EXERCISE DATA
## Start

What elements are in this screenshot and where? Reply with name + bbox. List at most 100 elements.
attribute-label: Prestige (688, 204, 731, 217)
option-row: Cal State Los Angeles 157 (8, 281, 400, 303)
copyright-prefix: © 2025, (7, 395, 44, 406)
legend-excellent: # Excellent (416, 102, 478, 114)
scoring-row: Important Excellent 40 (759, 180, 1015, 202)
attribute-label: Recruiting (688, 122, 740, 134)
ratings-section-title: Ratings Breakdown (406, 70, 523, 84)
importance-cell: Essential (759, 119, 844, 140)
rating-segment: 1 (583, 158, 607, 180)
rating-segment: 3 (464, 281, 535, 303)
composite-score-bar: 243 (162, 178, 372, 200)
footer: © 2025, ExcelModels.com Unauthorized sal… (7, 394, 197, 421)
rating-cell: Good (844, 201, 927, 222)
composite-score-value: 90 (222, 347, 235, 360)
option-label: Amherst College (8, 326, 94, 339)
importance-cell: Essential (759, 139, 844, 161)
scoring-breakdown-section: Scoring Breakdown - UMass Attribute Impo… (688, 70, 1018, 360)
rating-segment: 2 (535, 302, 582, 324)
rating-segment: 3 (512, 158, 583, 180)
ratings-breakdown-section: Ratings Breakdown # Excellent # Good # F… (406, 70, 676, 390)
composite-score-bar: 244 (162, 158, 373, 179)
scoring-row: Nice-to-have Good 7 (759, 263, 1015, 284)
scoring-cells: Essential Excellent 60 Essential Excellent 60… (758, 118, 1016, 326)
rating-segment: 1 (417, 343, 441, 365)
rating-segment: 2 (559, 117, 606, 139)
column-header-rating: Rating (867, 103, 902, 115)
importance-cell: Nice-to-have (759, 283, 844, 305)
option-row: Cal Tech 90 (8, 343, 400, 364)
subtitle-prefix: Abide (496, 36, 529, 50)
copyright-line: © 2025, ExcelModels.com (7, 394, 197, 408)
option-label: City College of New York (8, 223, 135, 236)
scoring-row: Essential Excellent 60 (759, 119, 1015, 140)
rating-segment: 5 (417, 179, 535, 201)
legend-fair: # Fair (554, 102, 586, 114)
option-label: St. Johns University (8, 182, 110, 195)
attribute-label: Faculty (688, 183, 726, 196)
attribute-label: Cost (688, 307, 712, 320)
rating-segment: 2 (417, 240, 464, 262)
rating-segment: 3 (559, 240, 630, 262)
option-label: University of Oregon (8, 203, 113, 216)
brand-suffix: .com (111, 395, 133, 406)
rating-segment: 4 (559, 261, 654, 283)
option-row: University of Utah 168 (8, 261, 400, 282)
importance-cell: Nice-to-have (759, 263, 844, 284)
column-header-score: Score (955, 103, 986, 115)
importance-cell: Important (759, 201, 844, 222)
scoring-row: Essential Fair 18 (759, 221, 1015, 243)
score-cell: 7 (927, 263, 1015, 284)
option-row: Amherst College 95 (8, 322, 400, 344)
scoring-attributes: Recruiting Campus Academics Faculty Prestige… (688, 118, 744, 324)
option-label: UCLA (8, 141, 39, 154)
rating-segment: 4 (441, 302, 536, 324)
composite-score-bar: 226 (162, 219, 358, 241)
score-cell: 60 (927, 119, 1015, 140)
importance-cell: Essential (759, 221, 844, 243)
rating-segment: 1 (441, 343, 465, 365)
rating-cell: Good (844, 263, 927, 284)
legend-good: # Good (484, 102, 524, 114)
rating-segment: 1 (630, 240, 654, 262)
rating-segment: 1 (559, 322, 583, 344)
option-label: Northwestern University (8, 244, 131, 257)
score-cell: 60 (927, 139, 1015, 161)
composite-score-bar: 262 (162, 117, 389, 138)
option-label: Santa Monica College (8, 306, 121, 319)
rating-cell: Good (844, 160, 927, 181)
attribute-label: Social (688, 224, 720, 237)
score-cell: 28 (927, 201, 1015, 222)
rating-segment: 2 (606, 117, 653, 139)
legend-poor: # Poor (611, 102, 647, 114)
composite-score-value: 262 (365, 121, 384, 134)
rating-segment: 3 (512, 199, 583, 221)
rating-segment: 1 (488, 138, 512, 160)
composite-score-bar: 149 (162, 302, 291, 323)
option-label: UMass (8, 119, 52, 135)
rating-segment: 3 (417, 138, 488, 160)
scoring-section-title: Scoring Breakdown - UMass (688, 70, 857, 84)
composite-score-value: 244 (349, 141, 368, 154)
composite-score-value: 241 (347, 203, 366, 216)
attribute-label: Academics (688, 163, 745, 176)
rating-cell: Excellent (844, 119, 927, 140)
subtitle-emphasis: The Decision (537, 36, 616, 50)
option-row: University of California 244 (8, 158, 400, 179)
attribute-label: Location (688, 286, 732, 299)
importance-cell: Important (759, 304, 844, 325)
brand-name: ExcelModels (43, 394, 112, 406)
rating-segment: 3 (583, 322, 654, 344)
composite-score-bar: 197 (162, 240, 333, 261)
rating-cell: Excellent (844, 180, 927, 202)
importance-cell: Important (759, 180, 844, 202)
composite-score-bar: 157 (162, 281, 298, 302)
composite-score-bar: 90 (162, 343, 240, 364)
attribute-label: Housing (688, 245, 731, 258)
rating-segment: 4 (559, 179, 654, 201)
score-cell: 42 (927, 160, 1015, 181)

## End

PROBLEM DETAILS
Quote the items verbatim, starting at the first line and ending after the line that contains "rating-segment: 1 (417, 343, 441, 365)".

COMPLETED TASK
What elements are in this screenshot and where? Reply with name + bbox. List at most 100 elements.
attribute-label: Prestige (688, 204, 731, 217)
option-row: Cal State Los Angeles 157 (8, 281, 400, 303)
copyright-prefix: © 2025, (7, 395, 44, 406)
legend-excellent: # Excellent (416, 102, 478, 114)
scoring-row: Important Excellent 40 (759, 180, 1015, 202)
attribute-label: Recruiting (688, 122, 740, 134)
ratings-section-title: Ratings Breakdown (406, 70, 523, 84)
importance-cell: Essential (759, 119, 844, 140)
rating-segment: 1 (583, 158, 607, 180)
rating-segment: 3 (464, 281, 535, 303)
composite-score-bar: 243 (162, 178, 372, 200)
footer: © 2025, ExcelModels.com Unauthorized sal… (7, 394, 197, 421)
rating-cell: Good (844, 201, 927, 222)
composite-score-value: 90 (222, 347, 235, 360)
option-label: Amherst College (8, 326, 94, 339)
importance-cell: Essential (759, 139, 844, 161)
scoring-breakdown-section: Scoring Breakdown - UMass Attribute Impo… (688, 70, 1018, 360)
rating-segment: 2 (535, 302, 582, 324)
rating-segment: 3 (512, 158, 583, 180)
ratings-breakdown-section: Ratings Breakdown # Excellent # Good # F… (406, 70, 676, 390)
composite-score-bar: 244 (162, 158, 373, 179)
scoring-row: Nice-to-have Good 7 (759, 263, 1015, 284)
scoring-cells: Essential Excellent 60 Essential Excellent 60… (758, 118, 1016, 326)
rating-segment: 1 (417, 343, 441, 365)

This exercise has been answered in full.